(Labeled region entries)
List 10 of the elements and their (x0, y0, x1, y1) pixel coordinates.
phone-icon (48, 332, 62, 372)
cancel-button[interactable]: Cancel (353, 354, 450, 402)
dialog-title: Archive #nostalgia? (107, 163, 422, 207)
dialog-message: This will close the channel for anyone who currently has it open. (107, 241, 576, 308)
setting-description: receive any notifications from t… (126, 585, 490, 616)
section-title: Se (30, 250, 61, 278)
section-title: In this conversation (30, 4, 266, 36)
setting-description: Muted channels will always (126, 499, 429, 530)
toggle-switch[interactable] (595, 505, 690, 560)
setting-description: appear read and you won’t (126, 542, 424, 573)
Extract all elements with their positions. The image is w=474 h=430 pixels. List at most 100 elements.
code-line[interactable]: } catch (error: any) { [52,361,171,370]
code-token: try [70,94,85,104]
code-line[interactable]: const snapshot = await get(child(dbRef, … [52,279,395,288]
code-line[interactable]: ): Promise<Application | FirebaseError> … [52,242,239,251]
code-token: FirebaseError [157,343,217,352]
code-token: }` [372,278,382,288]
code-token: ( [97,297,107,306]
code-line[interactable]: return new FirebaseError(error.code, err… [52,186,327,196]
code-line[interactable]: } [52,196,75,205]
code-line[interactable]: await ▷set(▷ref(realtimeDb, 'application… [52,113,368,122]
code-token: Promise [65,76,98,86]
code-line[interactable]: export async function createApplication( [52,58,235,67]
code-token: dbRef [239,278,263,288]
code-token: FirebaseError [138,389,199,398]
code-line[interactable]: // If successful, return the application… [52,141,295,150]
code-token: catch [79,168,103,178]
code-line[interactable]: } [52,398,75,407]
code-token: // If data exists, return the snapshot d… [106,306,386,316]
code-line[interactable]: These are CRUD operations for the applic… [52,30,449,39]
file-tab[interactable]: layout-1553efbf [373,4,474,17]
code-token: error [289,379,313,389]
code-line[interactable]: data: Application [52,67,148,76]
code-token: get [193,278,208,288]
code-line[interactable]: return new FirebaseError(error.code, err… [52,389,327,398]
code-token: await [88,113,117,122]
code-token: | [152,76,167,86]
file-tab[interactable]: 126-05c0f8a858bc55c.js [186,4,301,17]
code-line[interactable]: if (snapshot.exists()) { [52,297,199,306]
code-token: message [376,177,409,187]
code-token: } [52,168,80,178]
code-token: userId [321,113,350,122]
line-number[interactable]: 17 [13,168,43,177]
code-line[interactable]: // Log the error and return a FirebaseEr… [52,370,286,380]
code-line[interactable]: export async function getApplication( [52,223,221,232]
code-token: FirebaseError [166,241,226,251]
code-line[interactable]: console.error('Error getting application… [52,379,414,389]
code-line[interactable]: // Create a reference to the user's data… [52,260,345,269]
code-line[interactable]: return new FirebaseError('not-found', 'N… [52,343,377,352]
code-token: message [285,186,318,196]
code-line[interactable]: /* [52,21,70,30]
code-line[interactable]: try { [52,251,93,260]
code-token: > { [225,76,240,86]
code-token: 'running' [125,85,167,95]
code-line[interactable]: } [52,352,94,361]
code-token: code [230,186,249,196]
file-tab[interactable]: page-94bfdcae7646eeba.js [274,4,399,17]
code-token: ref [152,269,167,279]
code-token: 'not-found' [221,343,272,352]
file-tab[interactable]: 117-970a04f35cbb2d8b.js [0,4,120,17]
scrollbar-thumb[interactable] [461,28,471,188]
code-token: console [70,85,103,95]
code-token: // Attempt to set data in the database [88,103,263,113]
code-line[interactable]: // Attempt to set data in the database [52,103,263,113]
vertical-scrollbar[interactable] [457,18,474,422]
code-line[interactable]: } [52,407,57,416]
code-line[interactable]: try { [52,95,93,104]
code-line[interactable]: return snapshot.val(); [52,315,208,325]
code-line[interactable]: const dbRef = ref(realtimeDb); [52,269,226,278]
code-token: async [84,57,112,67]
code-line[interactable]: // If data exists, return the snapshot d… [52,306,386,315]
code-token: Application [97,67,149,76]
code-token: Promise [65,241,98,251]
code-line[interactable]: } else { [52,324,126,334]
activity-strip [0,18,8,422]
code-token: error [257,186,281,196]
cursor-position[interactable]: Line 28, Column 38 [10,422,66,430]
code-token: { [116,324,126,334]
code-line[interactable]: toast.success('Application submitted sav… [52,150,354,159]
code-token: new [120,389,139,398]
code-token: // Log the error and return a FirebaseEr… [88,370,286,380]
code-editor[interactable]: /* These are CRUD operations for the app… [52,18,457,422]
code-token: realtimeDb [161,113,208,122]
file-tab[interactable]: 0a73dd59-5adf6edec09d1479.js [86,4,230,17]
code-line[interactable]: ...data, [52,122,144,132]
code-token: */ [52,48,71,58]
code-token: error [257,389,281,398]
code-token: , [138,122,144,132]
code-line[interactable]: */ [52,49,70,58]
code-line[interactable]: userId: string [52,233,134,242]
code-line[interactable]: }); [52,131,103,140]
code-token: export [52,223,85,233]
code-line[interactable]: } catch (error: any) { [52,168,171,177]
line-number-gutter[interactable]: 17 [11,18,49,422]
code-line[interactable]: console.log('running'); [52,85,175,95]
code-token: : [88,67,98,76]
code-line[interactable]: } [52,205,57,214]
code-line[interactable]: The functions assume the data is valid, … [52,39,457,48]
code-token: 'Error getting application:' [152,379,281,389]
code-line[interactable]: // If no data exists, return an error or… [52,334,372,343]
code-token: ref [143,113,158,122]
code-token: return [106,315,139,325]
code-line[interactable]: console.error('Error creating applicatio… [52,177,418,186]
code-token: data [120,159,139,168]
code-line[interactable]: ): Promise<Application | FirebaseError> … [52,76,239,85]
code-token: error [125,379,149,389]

* _Your objective_
Copy out the entries verbatim, from the first line through the line containing "section-title: Se (30, 250, 61, 278)", inclusive.

* _The solution_
List 10 of the elements and their (x0, y0, x1, y1) pixel coordinates.
phone-icon (48, 332, 62, 372)
cancel-button[interactable]: Cancel (353, 354, 450, 402)
dialog-title: Archive #nostalgia? (107, 163, 422, 207)
dialog-message: This will close the channel for anyone who currently has it open. (107, 241, 576, 308)
setting-description: receive any notifications from t… (126, 585, 490, 616)
section-title: Se (30, 250, 61, 278)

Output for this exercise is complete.